# Direction
Pick out each line containing the string "Tanzanie" and copy it.

# Materials provided

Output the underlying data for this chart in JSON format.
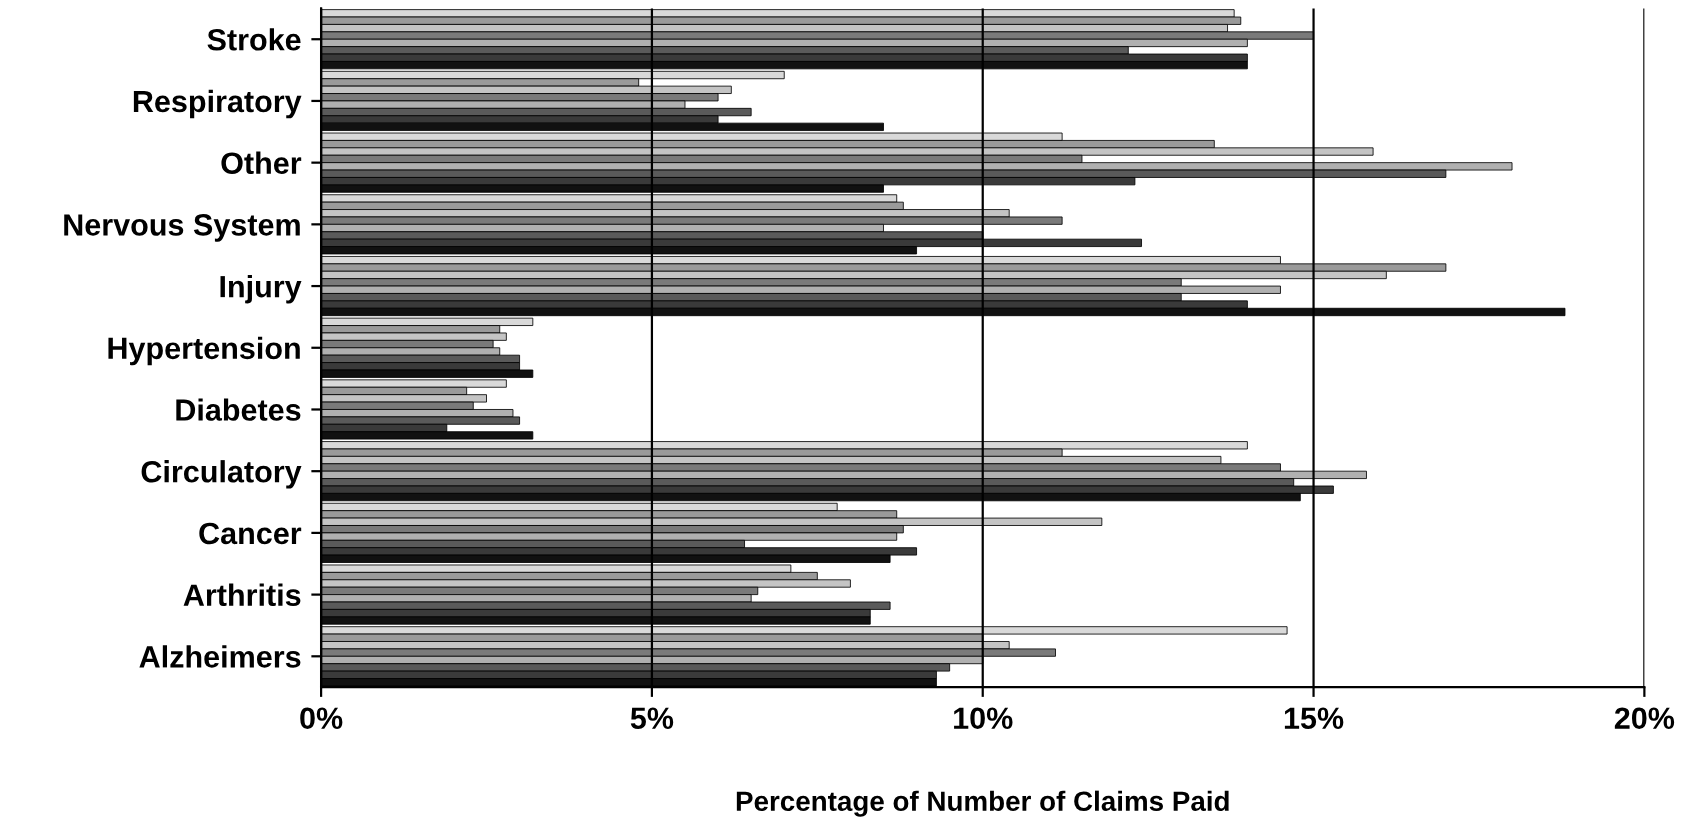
{
  "chart_data": {
    "type": "bar",
    "orientation": "horizontal",
    "xlabel": "Percentage of Number of Claims Paid",
    "categories": [
      "Stroke",
      "Respiratory",
      "Other",
      "Nervous System",
      "Injury",
      "Hypertension",
      "Diabetes",
      "Circulatory",
      "Cancer",
      "Arthritis",
      "Alzheimers"
    ],
    "series": [
      {
        "color": "#d9d9d9",
        "values": [
          13.8,
          7.0,
          11.2,
          8.7,
          14.5,
          3.2,
          2.8,
          14.0,
          7.8,
          7.1,
          14.6
        ]
      },
      {
        "color": "#9a9a9a",
        "values": [
          13.9,
          4.8,
          13.5,
          8.8,
          17.0,
          2.7,
          2.2,
          11.2,
          8.7,
          7.5,
          10.0
        ]
      },
      {
        "color": "#c4c4c4",
        "values": [
          13.7,
          6.2,
          15.9,
          10.4,
          16.1,
          2.8,
          2.5,
          13.6,
          11.8,
          8.0,
          10.4
        ]
      },
      {
        "color": "#7a7a7a",
        "values": [
          15.0,
          6.0,
          11.5,
          11.2,
          13.0,
          2.6,
          2.3,
          14.5,
          8.8,
          6.6,
          11.1
        ]
      },
      {
        "color": "#b0b0b0",
        "values": [
          14.0,
          5.5,
          18.0,
          8.5,
          14.5,
          2.7,
          2.9,
          15.8,
          8.7,
          6.5,
          10.0
        ]
      },
      {
        "color": "#5a5a5a",
        "values": [
          12.2,
          6.5,
          17.0,
          10.0,
          13.0,
          3.0,
          3.0,
          14.7,
          6.4,
          8.6,
          9.5
        ]
      },
      {
        "color": "#3a3a3a",
        "values": [
          14.0,
          6.0,
          12.3,
          12.4,
          14.0,
          3.0,
          1.9,
          15.3,
          9.0,
          8.3,
          9.3
        ]
      },
      {
        "color": "#111111",
        "values": [
          14.0,
          8.5,
          8.5,
          9.0,
          18.8,
          3.2,
          3.2,
          14.8,
          8.6,
          8.3,
          9.3
        ]
      }
    ],
    "xlim": [
      0,
      20
    ],
    "xticks": [
      {
        "value": 0,
        "label": "0%"
      },
      {
        "value": 5,
        "label": "5%"
      },
      {
        "value": 10,
        "label": "10%"
      },
      {
        "value": 15,
        "label": "15%"
      },
      {
        "value": 20,
        "label": "20%"
      }
    ],
    "grid": "x"
  }
}
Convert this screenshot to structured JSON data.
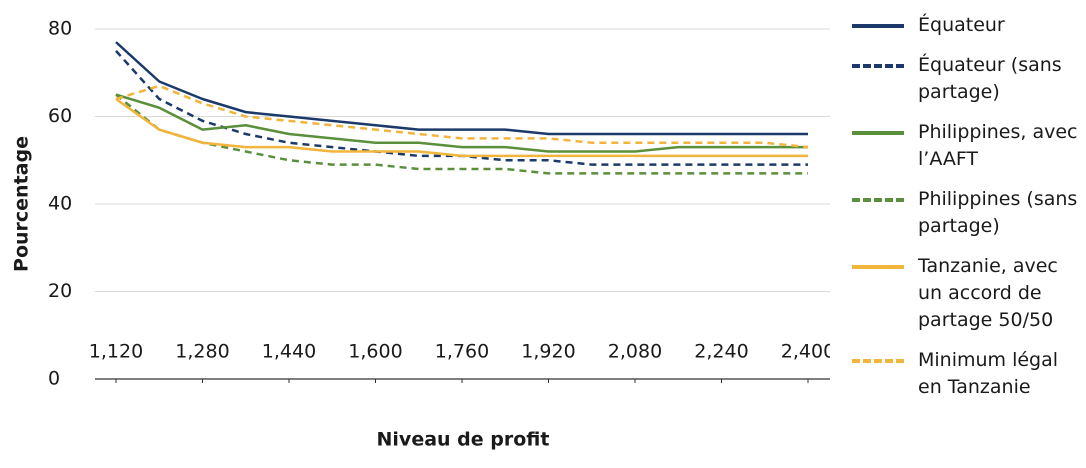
{
  "chart_data": {
    "type": "line",
    "x_label": "Niveau de profit",
    "y_label": "Pourcentage",
    "x": [
      1120,
      1200,
      1280,
      1360,
      1440,
      1520,
      1600,
      1680,
      1760,
      1840,
      1920,
      2000,
      2080,
      2160,
      2240,
      2320,
      2400
    ],
    "xlim": [
      1120,
      2400
    ],
    "xticks": [
      {
        "value": 1120,
        "label": "1,120"
      },
      {
        "value": 1280,
        "label": "1,280"
      },
      {
        "value": 1440,
        "label": "1,440"
      },
      {
        "value": 1600,
        "label": "1,600"
      },
      {
        "value": 1760,
        "label": "1,760"
      },
      {
        "value": 1920,
        "label": "1,920"
      },
      {
        "value": 2080,
        "label": "2,080"
      },
      {
        "value": 2240,
        "label": "2,240"
      },
      {
        "value": 2400,
        "label": "2,400"
      }
    ],
    "ylim": [
      0,
      80
    ],
    "yticks": [
      0,
      20,
      40,
      60,
      80
    ],
    "grid": true,
    "legend": "right",
    "series": [
      {
        "name": "Équateur",
        "color": "#1b3a6b",
        "dashed": false,
        "values": [
          77,
          68,
          64,
          61,
          60,
          59,
          58,
          57,
          57,
          57,
          56,
          56,
          56,
          56,
          56,
          56,
          56
        ]
      },
      {
        "name": "Équateur (sans partage)",
        "color": "#1b3a6b",
        "dashed": true,
        "values": [
          75,
          64,
          59,
          56,
          54,
          53,
          52,
          51,
          51,
          50,
          50,
          49,
          49,
          49,
          49,
          49,
          49
        ]
      },
      {
        "name": "Philippines, avec l’AAFT",
        "color": "#5a8f3c",
        "dashed": false,
        "values": [
          65,
          62,
          57,
          58,
          56,
          55,
          54,
          54,
          53,
          53,
          52,
          52,
          52,
          53,
          53,
          53,
          53
        ]
      },
      {
        "name": "Philippines (sans partage)",
        "color": "#5a8f3c",
        "dashed": true,
        "values": [
          65,
          57,
          54,
          52,
          50,
          49,
          49,
          48,
          48,
          48,
          47,
          47,
          47,
          47,
          47,
          47,
          47
        ]
      },
      {
        "name": "Tanzanie, avec un accord de partage 50/50",
        "color": "#f2b53c",
        "dashed": false,
        "values": [
          64,
          57,
          54,
          53,
          53,
          52,
          52,
          52,
          51,
          51,
          51,
          51,
          51,
          51,
          51,
          51,
          51
        ]
      },
      {
        "name": "Minimum légal en Tanzanie",
        "color": "#f2b53c",
        "dashed": true,
        "values": [
          64,
          67,
          63,
          60,
          59,
          58,
          57,
          56,
          55,
          55,
          55,
          54,
          54,
          54,
          54,
          54,
          53
        ]
      }
    ]
  }
}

# Solution for this problem
        "name": "Tanzanie, avec un accord de partage 50/50",
        "name": "Minimum légal en Tanzanie",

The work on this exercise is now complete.